Using the data below, gather each line that includes the word "type".

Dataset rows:
::::::::

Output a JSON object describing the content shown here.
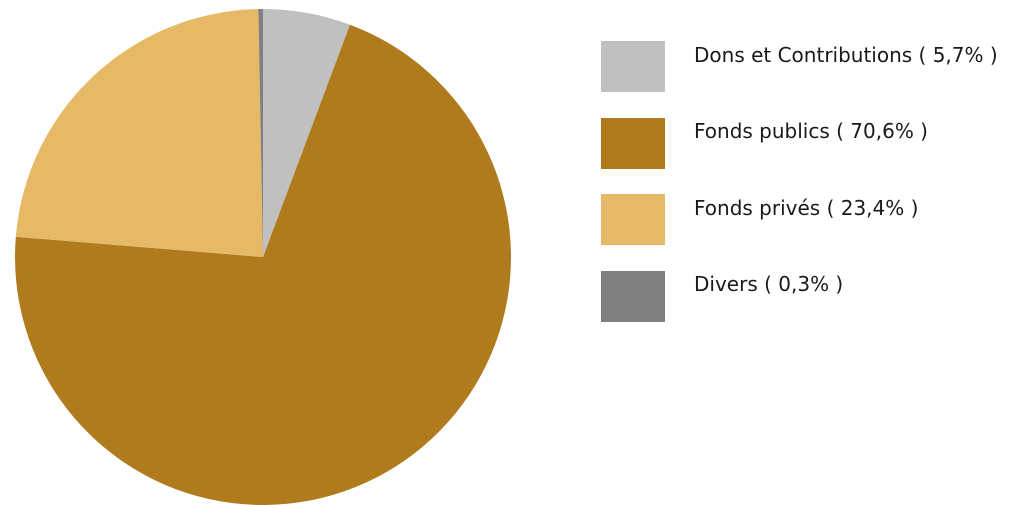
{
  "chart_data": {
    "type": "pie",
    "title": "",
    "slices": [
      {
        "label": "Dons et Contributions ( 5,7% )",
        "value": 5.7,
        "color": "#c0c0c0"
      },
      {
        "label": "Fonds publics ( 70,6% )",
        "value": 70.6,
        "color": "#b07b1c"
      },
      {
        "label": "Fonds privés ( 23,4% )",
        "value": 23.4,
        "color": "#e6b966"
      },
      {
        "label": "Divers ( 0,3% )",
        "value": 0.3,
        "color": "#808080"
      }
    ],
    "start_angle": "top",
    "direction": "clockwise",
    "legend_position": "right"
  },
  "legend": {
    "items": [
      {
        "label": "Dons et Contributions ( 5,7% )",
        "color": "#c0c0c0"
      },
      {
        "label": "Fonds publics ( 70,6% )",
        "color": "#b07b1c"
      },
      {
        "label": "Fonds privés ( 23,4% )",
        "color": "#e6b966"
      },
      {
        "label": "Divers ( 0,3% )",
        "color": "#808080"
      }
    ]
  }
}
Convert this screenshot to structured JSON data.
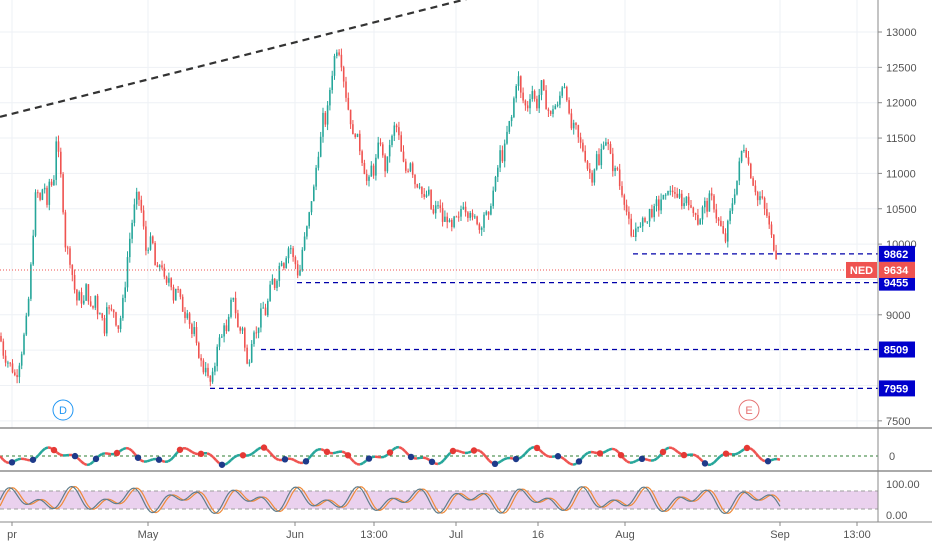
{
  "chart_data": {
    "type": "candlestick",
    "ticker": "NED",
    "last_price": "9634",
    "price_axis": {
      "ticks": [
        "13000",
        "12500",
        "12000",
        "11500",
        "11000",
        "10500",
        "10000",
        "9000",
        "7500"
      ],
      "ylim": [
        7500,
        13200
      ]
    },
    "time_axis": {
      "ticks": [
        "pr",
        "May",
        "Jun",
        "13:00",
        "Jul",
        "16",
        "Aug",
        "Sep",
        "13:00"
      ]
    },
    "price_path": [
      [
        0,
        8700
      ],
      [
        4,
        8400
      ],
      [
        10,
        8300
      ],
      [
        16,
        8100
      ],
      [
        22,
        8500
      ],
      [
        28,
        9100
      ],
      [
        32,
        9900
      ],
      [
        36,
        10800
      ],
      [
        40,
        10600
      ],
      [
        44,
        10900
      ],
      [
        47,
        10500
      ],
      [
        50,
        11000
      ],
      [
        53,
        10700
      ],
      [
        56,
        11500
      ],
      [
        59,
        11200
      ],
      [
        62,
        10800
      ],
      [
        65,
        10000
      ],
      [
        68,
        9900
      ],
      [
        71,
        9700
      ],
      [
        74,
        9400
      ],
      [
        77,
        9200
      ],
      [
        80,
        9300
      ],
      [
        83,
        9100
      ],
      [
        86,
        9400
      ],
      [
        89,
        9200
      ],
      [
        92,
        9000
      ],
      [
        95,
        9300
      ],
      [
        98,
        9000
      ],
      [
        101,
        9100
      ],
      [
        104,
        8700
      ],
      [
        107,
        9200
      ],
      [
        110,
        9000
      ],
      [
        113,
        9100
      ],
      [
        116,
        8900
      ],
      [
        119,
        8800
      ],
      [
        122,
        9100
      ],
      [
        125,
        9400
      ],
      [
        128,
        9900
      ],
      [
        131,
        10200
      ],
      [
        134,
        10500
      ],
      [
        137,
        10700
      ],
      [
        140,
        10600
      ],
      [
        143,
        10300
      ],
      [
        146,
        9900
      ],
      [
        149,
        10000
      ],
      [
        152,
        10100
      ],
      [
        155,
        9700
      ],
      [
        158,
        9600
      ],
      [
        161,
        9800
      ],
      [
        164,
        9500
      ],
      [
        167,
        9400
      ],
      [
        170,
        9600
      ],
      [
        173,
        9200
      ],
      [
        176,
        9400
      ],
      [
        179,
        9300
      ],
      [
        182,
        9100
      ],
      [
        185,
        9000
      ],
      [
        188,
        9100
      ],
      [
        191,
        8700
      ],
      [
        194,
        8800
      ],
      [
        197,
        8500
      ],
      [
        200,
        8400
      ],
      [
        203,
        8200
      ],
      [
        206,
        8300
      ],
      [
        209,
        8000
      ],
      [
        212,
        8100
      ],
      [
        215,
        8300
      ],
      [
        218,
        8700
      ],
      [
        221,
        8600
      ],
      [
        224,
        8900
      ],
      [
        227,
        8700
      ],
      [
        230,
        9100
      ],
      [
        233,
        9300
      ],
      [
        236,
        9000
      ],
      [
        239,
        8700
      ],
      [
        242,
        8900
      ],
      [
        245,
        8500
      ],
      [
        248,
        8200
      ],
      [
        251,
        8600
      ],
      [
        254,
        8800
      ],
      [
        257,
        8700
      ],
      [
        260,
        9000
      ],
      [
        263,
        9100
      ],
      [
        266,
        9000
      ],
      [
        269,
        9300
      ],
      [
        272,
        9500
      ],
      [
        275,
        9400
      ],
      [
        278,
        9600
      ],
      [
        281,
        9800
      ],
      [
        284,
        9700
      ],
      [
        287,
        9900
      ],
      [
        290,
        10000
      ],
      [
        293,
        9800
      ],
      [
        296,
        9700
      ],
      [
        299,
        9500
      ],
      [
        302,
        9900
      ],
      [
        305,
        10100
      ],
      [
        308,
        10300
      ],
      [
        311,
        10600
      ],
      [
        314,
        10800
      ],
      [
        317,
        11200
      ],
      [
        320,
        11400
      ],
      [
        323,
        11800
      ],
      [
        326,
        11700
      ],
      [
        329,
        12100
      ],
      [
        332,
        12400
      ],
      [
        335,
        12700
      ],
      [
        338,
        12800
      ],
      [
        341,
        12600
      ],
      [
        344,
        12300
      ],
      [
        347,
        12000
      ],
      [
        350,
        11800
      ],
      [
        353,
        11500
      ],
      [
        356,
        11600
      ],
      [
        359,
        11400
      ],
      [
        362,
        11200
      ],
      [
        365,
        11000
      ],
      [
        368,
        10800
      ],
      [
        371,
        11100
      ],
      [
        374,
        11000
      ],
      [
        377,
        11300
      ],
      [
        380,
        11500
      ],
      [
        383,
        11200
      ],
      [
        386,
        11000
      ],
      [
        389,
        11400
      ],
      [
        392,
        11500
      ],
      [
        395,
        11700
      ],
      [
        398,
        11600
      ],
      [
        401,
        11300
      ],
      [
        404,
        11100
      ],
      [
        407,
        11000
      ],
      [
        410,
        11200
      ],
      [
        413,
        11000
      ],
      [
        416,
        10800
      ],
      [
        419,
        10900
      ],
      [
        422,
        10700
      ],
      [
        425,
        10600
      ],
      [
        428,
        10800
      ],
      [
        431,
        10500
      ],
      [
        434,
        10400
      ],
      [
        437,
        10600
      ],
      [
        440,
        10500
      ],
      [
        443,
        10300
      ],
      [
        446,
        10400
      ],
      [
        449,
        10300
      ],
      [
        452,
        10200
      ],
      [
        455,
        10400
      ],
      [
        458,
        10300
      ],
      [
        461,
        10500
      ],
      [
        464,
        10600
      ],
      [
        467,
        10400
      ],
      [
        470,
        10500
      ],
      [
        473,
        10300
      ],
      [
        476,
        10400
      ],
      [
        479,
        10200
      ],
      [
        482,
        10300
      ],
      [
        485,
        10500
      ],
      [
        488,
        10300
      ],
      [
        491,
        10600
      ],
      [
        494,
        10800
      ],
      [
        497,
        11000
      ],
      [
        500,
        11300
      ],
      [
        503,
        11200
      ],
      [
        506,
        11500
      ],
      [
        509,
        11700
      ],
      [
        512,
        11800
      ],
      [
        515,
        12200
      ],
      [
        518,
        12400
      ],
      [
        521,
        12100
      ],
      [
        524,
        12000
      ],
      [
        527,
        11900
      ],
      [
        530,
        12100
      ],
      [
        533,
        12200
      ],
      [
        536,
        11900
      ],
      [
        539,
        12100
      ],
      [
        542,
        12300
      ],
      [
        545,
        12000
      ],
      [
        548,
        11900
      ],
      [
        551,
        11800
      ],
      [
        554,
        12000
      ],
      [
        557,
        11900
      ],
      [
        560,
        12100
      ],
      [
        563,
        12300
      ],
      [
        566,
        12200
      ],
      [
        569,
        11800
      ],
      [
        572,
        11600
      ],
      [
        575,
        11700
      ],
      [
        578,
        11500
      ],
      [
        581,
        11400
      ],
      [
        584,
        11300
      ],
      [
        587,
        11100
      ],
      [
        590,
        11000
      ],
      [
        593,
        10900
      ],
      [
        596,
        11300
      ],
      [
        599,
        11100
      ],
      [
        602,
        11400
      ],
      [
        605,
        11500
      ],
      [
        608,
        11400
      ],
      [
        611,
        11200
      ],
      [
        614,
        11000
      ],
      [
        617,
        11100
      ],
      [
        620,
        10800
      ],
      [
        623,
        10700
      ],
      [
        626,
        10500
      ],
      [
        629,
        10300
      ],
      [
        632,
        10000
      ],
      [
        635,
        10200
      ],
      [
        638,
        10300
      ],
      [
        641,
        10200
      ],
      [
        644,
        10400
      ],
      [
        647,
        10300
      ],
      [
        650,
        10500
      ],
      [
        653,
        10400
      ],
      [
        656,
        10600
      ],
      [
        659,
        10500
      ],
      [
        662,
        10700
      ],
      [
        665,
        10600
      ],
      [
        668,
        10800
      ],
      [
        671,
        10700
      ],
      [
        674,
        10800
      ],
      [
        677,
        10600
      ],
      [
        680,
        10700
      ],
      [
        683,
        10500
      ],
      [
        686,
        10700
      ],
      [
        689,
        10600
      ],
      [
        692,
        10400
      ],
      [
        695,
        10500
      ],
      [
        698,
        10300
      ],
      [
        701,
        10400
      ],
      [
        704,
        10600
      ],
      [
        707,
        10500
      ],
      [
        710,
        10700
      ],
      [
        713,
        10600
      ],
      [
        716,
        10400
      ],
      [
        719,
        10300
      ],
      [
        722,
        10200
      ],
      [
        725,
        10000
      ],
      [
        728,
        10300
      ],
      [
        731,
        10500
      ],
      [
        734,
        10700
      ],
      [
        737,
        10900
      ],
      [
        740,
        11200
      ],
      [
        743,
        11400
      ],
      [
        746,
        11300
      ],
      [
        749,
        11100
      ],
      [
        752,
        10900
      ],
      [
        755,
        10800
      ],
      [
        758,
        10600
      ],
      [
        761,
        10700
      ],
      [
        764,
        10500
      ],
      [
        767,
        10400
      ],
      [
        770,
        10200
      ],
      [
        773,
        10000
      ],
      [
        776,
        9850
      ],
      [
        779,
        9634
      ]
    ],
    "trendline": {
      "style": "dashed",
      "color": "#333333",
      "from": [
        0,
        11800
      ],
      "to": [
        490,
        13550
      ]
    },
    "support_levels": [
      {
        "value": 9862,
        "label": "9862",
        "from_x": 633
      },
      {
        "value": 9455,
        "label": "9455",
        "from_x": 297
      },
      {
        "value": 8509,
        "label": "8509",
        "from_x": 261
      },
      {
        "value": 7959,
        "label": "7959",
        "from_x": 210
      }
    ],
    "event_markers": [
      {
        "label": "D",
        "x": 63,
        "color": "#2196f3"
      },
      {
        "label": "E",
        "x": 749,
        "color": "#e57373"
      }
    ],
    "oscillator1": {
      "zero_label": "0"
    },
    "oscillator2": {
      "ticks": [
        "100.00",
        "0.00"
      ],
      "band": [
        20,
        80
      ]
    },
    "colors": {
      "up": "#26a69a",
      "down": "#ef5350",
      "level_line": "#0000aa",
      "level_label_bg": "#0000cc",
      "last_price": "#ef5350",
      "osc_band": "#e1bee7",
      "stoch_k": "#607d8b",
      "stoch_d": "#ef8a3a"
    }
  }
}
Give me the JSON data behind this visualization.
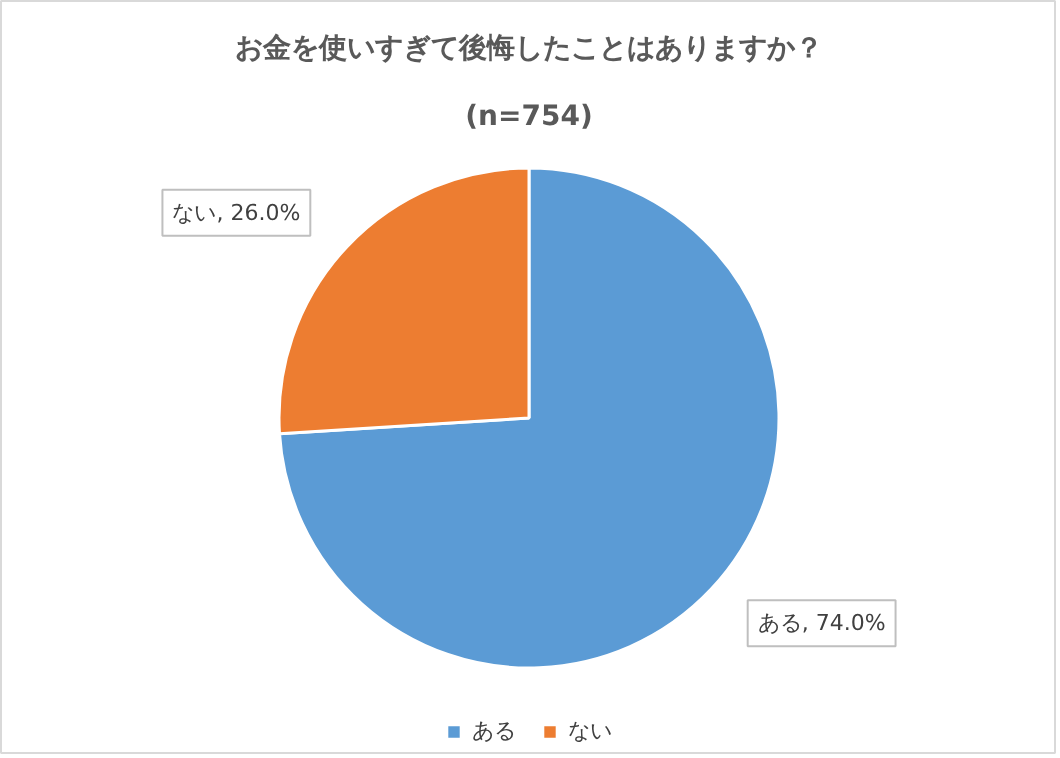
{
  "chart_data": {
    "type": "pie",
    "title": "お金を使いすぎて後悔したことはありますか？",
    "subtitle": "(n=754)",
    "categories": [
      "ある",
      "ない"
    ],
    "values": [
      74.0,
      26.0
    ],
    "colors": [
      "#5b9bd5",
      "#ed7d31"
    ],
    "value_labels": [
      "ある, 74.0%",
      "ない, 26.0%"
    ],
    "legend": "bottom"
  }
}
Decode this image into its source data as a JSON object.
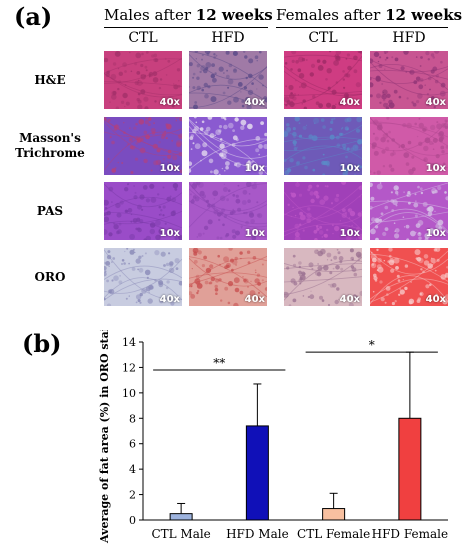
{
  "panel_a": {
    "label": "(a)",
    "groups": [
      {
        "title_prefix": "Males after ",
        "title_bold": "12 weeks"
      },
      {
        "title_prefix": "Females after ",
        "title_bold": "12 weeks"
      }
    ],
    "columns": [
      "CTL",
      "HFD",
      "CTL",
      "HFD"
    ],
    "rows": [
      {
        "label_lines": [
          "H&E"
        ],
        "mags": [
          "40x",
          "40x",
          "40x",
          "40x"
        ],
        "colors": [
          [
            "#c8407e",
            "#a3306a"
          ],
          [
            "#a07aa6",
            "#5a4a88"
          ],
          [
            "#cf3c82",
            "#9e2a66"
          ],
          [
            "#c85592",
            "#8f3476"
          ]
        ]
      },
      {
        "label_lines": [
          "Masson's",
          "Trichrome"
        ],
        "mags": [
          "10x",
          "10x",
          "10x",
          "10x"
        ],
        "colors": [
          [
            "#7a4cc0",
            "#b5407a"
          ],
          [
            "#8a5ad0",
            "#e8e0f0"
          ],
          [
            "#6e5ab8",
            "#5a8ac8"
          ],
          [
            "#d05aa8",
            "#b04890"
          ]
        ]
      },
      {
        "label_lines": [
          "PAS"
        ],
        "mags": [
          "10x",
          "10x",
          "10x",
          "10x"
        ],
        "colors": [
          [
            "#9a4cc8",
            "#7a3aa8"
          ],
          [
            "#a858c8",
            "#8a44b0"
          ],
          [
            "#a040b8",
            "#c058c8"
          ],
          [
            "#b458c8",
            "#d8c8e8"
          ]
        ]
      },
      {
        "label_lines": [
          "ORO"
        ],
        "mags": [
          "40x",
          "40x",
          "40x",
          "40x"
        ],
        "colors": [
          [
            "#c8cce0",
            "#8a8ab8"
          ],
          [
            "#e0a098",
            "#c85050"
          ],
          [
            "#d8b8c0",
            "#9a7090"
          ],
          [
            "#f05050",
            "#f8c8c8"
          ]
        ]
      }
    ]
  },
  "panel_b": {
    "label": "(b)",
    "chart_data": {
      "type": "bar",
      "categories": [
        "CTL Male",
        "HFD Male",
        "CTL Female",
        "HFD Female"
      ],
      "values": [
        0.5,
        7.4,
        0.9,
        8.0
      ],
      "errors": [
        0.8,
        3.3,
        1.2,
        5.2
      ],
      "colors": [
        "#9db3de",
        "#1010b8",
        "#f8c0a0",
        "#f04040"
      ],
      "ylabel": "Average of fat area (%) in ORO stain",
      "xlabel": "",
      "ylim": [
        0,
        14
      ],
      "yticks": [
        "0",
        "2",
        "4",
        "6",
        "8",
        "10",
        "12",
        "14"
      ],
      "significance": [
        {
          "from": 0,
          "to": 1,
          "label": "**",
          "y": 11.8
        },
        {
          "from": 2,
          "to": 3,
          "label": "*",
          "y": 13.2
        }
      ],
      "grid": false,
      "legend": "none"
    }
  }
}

::::::::

- _Response to this task_:
    "type": "pie",
    "type": "candlestick",
    "type": "pie",
      "type": "bar",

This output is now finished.